■ Stated problem ■
Set down everything from the start of the material down to and including the line that contains "data-point [982,209,993,219]", copying each line without any change.

■ Data records ■

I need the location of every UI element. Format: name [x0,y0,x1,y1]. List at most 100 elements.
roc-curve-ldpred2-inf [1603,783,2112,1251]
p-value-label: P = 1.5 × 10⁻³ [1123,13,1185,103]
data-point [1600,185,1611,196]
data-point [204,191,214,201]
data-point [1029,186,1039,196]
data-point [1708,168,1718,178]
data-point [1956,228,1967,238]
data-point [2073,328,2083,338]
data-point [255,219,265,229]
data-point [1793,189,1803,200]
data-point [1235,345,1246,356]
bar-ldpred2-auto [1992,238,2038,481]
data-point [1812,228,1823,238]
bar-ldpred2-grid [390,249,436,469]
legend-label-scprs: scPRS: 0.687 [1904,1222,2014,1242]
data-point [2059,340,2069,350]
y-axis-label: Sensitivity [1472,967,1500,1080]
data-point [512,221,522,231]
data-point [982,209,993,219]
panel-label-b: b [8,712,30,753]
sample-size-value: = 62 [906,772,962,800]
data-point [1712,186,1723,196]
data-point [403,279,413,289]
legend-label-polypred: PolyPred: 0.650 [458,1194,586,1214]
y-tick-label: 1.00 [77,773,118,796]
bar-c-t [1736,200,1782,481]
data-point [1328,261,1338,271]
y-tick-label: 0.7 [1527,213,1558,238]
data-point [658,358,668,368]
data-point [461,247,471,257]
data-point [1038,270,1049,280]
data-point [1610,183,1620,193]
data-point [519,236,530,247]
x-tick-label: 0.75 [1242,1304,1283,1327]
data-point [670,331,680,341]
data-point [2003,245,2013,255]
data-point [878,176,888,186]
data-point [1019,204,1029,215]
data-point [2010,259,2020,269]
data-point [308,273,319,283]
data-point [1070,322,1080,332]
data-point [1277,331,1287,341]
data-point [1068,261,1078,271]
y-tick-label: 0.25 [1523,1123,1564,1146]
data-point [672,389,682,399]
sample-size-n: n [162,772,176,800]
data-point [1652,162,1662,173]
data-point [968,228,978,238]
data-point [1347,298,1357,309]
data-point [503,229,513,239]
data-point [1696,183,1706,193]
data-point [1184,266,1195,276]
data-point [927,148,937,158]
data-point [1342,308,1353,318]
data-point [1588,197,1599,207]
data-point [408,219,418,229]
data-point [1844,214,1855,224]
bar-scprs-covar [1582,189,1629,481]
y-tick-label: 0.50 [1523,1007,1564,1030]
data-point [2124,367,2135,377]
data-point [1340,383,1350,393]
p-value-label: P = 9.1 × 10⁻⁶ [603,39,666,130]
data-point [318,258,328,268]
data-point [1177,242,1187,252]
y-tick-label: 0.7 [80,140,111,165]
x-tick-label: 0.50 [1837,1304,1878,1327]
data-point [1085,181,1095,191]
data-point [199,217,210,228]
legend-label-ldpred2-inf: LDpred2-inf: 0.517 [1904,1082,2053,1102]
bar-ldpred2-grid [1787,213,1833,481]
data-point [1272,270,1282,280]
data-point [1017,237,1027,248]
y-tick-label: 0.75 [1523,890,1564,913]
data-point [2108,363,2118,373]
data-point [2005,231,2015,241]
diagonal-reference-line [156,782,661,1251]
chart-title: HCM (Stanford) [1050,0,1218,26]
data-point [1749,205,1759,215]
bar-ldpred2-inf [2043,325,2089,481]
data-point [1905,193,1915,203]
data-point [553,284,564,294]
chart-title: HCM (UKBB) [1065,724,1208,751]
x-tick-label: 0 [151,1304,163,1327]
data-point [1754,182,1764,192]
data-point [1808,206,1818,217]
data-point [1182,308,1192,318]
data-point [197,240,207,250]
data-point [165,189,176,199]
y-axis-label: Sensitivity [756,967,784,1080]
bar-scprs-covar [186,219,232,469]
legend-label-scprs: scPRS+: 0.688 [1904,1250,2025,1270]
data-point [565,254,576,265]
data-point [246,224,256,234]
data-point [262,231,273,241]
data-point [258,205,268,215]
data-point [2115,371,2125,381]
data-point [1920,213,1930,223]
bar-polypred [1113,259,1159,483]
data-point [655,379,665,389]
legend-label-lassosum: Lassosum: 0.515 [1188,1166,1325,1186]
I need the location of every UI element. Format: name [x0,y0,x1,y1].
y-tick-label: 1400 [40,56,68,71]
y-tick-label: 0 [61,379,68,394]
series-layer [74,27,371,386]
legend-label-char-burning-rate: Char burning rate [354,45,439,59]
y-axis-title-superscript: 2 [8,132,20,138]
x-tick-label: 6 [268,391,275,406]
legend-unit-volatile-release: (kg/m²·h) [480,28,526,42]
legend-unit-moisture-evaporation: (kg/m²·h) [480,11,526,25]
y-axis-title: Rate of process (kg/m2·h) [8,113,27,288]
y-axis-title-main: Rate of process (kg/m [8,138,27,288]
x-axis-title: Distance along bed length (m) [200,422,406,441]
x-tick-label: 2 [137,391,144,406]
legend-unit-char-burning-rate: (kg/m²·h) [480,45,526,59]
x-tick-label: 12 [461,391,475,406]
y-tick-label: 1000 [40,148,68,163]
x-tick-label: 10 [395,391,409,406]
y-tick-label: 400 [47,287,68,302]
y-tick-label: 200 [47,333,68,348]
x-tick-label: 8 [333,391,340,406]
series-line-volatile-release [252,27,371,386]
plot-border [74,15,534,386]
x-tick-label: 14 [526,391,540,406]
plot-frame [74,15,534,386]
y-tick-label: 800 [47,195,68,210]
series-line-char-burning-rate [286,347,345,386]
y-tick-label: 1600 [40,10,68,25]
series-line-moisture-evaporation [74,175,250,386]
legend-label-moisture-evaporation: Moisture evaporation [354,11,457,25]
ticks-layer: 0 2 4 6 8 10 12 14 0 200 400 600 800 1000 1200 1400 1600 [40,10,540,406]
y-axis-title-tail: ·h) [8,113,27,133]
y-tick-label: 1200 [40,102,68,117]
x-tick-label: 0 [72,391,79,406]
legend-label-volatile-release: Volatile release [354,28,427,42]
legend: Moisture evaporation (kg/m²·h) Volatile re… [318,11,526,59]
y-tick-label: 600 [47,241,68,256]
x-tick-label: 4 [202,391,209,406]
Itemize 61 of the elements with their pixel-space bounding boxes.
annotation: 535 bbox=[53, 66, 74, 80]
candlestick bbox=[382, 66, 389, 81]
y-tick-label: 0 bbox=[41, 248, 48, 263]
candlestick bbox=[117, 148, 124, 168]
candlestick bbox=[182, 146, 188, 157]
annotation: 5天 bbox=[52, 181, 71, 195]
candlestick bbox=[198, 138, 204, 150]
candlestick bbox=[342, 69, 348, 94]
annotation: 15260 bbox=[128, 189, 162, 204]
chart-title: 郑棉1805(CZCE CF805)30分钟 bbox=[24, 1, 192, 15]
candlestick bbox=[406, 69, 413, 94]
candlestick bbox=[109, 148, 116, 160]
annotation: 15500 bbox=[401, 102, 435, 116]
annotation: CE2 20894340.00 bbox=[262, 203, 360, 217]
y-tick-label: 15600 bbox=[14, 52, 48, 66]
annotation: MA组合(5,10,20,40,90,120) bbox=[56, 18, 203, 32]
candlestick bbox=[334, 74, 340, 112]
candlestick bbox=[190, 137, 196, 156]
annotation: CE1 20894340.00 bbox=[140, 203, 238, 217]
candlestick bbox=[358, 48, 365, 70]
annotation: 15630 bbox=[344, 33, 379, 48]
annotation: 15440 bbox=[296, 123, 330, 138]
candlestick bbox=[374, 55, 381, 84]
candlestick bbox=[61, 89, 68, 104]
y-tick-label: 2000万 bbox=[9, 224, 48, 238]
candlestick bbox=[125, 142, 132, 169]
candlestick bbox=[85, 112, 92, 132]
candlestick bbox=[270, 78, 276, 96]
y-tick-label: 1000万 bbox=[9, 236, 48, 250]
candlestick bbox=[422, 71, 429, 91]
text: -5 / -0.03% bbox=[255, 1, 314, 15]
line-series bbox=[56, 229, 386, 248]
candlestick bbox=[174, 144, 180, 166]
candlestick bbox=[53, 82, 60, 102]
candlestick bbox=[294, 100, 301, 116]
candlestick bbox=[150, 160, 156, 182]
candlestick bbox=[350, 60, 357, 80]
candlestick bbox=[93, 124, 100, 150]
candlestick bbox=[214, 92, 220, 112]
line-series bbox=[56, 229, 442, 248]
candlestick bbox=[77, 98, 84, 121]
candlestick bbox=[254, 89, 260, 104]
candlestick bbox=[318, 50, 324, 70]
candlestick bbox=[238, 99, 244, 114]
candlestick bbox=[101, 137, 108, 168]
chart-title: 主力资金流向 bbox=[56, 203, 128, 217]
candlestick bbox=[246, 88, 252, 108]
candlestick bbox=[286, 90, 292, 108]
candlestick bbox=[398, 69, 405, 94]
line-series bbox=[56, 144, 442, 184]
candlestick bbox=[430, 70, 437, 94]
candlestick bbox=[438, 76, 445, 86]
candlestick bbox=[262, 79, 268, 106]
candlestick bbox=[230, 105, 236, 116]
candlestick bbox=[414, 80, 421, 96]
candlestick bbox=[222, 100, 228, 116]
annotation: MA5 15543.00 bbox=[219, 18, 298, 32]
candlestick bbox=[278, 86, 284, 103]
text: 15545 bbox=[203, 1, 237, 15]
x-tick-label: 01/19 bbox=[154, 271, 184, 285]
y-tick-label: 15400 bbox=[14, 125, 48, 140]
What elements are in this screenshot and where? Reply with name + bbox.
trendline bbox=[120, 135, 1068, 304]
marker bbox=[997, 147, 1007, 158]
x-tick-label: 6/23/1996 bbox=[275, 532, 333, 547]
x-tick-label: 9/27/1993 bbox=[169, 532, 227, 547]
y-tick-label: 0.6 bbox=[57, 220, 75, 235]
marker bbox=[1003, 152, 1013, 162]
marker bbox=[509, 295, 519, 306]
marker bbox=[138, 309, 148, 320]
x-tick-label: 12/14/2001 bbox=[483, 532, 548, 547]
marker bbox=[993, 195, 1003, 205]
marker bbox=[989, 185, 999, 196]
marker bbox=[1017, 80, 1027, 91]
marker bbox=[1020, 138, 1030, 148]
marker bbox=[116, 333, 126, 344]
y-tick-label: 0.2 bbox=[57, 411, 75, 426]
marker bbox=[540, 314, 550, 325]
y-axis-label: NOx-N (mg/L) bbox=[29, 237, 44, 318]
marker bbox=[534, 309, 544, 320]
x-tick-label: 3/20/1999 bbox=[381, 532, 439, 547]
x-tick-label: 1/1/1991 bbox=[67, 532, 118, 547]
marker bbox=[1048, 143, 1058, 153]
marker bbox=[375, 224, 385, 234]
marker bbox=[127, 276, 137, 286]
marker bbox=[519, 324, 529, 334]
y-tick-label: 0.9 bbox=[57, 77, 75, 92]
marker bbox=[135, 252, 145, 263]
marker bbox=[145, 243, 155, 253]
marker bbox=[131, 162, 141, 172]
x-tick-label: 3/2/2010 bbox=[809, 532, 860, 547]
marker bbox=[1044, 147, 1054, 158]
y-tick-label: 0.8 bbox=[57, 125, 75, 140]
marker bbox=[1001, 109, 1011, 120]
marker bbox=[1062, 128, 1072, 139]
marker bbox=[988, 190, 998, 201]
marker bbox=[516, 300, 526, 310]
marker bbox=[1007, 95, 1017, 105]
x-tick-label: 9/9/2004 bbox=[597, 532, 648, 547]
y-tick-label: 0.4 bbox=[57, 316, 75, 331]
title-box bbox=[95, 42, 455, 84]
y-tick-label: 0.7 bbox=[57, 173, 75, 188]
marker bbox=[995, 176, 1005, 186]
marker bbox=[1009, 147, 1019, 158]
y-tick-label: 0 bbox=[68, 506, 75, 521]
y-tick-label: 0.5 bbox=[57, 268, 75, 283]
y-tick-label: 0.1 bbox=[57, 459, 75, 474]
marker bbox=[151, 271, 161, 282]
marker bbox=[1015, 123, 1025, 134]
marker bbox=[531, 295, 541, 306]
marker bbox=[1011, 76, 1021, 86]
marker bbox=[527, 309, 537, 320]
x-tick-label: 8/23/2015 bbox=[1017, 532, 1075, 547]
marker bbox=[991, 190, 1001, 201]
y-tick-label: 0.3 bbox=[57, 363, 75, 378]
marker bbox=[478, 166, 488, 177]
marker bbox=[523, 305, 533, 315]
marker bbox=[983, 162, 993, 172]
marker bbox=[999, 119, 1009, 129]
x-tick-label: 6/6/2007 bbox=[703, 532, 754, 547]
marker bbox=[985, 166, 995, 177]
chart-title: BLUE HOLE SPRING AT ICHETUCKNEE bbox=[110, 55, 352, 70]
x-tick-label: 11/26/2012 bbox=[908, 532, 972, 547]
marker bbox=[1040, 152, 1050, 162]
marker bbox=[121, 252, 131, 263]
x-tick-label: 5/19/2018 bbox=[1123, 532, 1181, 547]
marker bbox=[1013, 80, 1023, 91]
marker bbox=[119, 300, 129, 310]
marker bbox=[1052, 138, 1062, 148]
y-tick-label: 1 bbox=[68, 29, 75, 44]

■ Final result ■
I need the location of every UI element. Format: name [x0,y0,x1,y1]. List at most 100 elements.
roc-curve-ldpred2-inf [1603,783,2112,1251]
p-value-label: P = 1.5 × 10⁻³ [1123,13,1185,103]
data-point [1600,185,1611,196]
data-point [204,191,214,201]
data-point [1029,186,1039,196]
data-point [1708,168,1718,178]
data-point [1956,228,1967,238]
data-point [2073,328,2083,338]
data-point [255,219,265,229]
data-point [1793,189,1803,200]
data-point [1235,345,1246,356]
bar-ldpred2-auto [1992,238,2038,481]
data-point [1812,228,1823,238]
bar-ldpred2-grid [390,249,436,469]
legend-label-scprs: scPRS: 0.687 [1904,1222,2014,1242]
data-point [2059,340,2069,350]
y-axis-label: Sensitivity [1472,967,1500,1080]
data-point [512,221,522,231]
data-point [982,209,993,219]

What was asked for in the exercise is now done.